### Input data

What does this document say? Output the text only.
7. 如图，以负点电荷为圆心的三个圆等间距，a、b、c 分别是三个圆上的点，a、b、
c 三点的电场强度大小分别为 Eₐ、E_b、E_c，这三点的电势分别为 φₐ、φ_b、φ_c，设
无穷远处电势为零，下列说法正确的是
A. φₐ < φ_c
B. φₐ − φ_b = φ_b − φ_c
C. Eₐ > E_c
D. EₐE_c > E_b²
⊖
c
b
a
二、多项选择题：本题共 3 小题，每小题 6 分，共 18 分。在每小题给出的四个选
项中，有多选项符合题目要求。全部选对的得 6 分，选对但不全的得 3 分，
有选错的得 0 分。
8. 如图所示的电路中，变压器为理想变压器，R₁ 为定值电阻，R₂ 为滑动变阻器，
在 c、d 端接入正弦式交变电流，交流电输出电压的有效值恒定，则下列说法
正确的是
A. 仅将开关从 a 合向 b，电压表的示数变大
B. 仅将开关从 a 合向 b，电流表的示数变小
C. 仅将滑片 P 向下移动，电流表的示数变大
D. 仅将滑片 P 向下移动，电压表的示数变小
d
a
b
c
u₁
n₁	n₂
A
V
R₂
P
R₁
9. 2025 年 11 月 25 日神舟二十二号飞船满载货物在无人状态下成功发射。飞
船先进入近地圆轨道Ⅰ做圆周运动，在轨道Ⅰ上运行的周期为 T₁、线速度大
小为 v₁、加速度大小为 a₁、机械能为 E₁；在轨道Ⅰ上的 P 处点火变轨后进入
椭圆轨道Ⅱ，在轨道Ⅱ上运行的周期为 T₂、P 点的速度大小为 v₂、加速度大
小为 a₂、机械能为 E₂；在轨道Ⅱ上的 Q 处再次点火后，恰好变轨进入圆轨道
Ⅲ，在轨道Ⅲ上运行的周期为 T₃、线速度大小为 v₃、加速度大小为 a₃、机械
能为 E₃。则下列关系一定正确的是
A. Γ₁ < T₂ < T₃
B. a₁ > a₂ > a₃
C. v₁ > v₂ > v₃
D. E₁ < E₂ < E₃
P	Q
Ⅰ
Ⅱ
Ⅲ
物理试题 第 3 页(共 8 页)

### Prompt
Show the lines from the data above that contain the string "仅将开关从".

### Correct answer
A. 仅将开关从 a 合向 b，电压表的示数变大
B. 仅将开关从 a 合向 b，电流表的示数变小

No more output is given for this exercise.